## REQUIRED WORK:
Scan each line of the records for the word "this" and extract the ones that have it.

## PROVIDED DATA:

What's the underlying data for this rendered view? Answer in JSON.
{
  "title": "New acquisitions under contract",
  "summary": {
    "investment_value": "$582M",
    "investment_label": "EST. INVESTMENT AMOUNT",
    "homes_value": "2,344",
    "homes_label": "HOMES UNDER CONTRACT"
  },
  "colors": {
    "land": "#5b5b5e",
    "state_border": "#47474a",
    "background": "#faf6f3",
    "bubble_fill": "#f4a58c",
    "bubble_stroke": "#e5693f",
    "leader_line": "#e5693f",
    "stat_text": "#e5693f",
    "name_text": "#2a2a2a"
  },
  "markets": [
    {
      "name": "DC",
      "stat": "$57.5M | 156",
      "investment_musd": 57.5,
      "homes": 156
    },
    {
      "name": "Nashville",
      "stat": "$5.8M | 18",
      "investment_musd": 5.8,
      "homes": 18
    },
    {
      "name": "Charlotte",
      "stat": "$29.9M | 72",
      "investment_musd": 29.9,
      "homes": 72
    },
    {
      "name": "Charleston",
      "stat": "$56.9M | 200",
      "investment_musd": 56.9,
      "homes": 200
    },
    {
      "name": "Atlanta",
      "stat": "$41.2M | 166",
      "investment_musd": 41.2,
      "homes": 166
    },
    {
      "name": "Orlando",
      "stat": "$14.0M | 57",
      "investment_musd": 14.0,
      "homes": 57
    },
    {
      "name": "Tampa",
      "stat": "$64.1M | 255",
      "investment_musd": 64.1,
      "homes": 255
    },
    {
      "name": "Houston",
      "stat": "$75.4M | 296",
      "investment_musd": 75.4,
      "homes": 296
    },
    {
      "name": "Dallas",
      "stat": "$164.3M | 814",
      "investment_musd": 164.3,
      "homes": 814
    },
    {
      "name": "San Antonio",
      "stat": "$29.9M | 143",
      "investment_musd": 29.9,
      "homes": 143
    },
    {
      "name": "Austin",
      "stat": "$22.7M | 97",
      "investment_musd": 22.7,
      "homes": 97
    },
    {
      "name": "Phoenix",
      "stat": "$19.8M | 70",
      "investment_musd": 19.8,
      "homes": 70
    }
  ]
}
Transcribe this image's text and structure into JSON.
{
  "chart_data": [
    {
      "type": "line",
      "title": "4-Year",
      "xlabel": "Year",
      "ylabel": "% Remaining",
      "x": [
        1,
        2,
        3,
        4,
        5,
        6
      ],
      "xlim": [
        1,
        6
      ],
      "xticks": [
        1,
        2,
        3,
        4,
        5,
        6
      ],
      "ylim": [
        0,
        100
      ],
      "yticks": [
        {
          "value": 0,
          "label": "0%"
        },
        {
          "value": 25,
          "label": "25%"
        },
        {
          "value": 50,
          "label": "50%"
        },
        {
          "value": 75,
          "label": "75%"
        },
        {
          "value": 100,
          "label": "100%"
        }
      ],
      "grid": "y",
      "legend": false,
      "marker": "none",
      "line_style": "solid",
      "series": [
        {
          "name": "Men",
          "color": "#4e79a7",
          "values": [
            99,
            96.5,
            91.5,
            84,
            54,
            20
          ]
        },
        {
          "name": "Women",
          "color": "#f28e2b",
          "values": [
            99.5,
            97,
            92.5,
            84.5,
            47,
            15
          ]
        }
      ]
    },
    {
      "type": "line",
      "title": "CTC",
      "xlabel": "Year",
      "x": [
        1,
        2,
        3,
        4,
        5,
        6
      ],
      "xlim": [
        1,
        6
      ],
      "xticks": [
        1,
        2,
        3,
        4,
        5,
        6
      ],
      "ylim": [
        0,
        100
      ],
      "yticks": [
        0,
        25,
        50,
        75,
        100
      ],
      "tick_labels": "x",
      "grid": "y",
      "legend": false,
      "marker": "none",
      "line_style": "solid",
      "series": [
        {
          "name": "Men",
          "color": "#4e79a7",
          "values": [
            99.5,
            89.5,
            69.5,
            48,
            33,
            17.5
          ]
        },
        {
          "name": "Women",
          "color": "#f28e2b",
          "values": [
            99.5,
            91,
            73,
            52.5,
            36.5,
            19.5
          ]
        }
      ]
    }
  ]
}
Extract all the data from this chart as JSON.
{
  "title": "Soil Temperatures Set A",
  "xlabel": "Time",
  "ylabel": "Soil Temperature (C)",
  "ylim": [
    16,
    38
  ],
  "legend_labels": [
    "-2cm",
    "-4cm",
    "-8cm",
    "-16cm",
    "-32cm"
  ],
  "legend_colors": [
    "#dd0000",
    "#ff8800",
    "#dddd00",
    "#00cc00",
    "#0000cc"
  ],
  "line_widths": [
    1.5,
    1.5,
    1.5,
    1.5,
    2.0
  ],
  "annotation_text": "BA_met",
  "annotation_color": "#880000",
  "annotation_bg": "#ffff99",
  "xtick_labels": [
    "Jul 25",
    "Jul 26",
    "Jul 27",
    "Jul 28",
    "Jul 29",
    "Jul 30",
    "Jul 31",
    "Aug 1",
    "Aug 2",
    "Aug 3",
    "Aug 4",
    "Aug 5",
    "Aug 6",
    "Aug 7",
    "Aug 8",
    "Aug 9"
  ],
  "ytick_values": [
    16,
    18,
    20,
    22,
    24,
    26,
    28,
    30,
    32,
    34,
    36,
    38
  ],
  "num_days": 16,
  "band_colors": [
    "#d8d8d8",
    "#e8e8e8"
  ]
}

## PROBLEM SOLUTION:
What's the underlying data for this rendered view? Answer in JSON.
Transcribe this image's text and structure into JSON.
Extract all the data from this chart as JSON.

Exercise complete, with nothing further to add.